§ WRITTEN TASK:
Filter the entries that follow, copying every line in which the word "через" appears.
>> START
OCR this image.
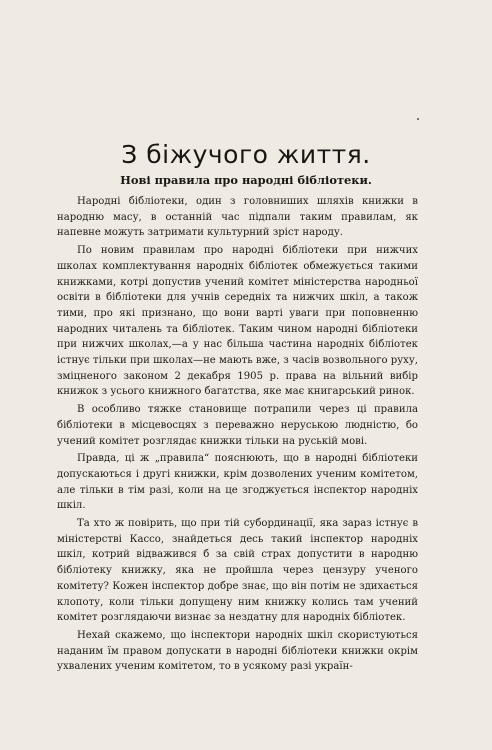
З біжучого життя.
Нові правила про народні бібліотеки.

Народні бібліотеки, один з головниших шляхів книжки в народню масу, в останній час підпали таким правилам, як напевне можуть затримати культурний зріст народу.

По новим правилам про народні бібліотеки при нижчих школах комплектування народніх бібліотек обмежується такими книжками, котрі допустив учений комітет міністерства народньої освіти в бібліотеки для учнів середніх та нижчих шкіл, а також тими, про які признано, що вони варті уваги при поповненню народних читалень та бібліотек. Таким чином народні бібліотеки при нижчих школах,—а у нас більша частина народніх бібліотек істнує тільки при школах—не мають вже, з часів возвольного руху, зміцненого законом 2 декабря 1905 р. права на вільний вибір книжок з усього книжного багатства, яке має книгарський ринок.

В особливо тяжке становище потрапили через ці правила бібліотеки в місцевосцях з переважно неруською людністю, бо учений комітет розглядає книжки тільки на руській мові.

Правда, ці ж „правила“ пояснюють, що в народні бібліотеки допускаються і другі книжки, крім дозволених ученим комітетом, але тільки в тім разі, коли на це згоджується інспектор народніх шкіл.

Та хто ж повірить, що при тій субординації, яка зараз істнує в міністерстві Кассо, знайдеться десь такий інспектор народніх шкіл, котрий відважився б за свій страх допустити в народню бібліотеку книжку, яка не пройшла через цензуру ученого комітету? Кожен інспектор добре знає, що він потім не здихається клопоту, коли тільки допущену ним книжку колись там учений комітет розглядаючи визнає за нездатну для народніх бібліотек.

Нехай скажемо, що інспектори народніх шкіл скористуються наданим їм правом допускати в народні бібліотеки книжки окрім ухвалених ученим комітетом, то в усякому разі україн-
>> END
§ EXERCISE RESPONSE:
В особливо тяжке становище потрапили через ці правила бібліотеки в місцевосцях з переважно неруською людністю, бо учений комітет розглядає книжки тільки на руській мові.
Та хто ж повірить, що при тій субординації, яка зараз істнує в міністерстві Кассо, знайдеться десь такий інспектор народніх шкіл, котрий відважився б за свій страх допустити в народню бібліотеку книжку, яка не пройшла через цензуру ученого комітету? Кожен інспектор добре знає, що він потім не здихається клопоту, коли тільки допущену ним книжку колись там учений комітет розглядаючи визнає за нездатну для народніх бібліотек.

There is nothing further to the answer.